Brief: From the line containing "Enumerate this screenshot's" through the last line of the entries below, repeat each line word for word and leave out the rest.

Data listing

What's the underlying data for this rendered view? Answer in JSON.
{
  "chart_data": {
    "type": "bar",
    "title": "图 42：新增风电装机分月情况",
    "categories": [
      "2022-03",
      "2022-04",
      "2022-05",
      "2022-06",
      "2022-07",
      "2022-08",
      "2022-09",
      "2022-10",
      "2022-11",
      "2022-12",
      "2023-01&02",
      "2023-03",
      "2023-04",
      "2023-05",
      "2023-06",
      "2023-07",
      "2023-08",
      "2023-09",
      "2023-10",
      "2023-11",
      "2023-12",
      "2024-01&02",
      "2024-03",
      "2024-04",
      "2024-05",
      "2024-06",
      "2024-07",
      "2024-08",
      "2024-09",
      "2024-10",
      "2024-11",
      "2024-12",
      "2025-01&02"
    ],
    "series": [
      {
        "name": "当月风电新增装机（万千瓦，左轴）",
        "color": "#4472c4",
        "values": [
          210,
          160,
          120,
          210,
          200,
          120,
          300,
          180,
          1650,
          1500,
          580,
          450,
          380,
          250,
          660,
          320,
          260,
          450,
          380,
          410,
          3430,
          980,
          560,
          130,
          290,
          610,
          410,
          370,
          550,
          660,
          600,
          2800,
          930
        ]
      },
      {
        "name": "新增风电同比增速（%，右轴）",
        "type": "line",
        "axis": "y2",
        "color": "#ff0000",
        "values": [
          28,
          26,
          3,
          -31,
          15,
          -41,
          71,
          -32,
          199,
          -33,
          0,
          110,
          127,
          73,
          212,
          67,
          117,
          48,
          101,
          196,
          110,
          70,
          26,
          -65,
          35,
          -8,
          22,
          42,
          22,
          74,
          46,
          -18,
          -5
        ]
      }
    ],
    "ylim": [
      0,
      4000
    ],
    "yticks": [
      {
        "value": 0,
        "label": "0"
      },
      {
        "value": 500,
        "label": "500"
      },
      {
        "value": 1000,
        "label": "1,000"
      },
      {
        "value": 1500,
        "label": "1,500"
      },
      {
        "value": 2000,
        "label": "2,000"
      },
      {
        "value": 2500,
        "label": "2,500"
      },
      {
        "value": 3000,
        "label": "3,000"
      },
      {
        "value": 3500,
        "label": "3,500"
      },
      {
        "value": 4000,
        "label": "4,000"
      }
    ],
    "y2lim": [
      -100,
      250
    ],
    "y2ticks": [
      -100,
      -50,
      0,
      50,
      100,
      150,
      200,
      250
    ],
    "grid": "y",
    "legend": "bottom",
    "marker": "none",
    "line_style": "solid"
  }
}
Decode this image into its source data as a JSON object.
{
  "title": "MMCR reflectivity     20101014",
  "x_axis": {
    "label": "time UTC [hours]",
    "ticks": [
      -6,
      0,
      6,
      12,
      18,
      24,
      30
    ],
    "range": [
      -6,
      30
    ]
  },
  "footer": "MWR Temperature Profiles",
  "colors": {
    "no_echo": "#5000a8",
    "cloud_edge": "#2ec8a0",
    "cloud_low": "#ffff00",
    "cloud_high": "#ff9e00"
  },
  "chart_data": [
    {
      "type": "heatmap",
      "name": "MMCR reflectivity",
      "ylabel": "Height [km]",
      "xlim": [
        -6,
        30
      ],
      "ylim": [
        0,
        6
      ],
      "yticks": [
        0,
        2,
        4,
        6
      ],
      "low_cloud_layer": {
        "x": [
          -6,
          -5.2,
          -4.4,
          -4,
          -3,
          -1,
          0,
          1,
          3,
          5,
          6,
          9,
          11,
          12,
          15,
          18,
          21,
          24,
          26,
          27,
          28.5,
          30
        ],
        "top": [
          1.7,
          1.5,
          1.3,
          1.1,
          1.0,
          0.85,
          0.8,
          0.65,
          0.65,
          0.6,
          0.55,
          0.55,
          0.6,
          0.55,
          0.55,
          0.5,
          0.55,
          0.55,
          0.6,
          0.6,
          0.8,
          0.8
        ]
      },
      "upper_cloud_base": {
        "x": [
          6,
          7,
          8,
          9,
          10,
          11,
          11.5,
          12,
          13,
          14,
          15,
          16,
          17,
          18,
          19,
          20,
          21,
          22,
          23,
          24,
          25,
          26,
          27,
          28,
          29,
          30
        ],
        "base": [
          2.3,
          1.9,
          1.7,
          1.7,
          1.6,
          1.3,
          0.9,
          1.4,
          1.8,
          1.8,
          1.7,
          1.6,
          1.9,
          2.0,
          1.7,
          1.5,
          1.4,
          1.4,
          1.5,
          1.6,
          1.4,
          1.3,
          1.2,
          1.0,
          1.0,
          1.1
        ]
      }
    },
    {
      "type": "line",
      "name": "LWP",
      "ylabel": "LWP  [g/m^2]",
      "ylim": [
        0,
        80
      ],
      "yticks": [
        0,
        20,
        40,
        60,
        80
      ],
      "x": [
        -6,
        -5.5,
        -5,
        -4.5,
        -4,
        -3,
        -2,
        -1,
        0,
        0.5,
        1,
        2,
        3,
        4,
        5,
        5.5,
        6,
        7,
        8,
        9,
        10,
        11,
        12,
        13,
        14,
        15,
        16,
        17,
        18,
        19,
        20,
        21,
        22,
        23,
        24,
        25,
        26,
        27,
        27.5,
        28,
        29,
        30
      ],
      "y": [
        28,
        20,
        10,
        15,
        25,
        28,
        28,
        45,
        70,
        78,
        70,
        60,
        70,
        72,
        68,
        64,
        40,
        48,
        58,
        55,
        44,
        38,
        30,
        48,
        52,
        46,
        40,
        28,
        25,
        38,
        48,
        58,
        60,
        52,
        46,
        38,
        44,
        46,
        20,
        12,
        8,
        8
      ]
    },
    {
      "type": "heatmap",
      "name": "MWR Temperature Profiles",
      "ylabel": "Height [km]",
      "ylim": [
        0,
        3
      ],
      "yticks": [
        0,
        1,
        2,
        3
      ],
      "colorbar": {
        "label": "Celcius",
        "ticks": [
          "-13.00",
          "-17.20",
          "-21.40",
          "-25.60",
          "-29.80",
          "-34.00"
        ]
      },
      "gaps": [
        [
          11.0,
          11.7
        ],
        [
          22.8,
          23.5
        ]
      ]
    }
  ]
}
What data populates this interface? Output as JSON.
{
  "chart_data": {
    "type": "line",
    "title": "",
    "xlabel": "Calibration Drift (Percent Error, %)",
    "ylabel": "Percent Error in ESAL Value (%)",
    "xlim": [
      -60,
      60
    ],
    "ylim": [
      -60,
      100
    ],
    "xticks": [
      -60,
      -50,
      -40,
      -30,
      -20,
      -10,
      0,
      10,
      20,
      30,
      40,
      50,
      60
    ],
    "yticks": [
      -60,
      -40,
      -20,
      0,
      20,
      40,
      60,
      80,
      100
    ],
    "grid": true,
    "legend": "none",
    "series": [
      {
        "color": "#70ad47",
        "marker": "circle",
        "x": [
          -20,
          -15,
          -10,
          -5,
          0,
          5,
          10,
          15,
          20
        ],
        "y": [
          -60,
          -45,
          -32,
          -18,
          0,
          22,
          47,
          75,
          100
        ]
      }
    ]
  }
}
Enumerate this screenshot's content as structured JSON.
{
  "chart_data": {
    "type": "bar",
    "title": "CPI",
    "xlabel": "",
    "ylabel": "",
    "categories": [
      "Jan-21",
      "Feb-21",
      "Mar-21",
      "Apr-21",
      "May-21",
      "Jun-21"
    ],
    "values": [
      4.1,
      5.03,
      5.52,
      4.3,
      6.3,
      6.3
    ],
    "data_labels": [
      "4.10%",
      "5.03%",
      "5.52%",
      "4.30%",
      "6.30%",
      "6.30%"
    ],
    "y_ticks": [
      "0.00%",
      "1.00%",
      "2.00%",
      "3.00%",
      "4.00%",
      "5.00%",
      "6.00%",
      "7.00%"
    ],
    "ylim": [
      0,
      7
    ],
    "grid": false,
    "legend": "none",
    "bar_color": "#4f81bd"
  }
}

The reply:
Enumerate this screenshot's content as structured JSON.
{
  "chart_data": {
    "type": "bar",
    "title": "CPI",
    "xlabel": "",
    "ylabel": "",
    "categories": [
      "Jan-21",
      "Feb-21",
      "Mar-21",
      "Apr-21",
      "May-21",
      "Jun-21"
    ],
    "values": [
      4.1,
      5.03,
      5.52,
      4.3,
      6.3,
      6.3
    ],
    "data_labels": [
      "4.10%",
      "5.03%",
      "5.52%",
      "4.30%",
      "6.30%",
      "6.30%"
    ],
    "y_ticks": [
      "0.00%",
      "1.00%",
      "2.00%",
      "3.00%",
      "4.00%",
      "5.00%",
      "6.00%",
      "7.00%"
    ],
    "ylim": [
      0,
      7
    ],
    "grid": false,
    "legend": "none",
    "bar_color": "#4f81bd"
  }
}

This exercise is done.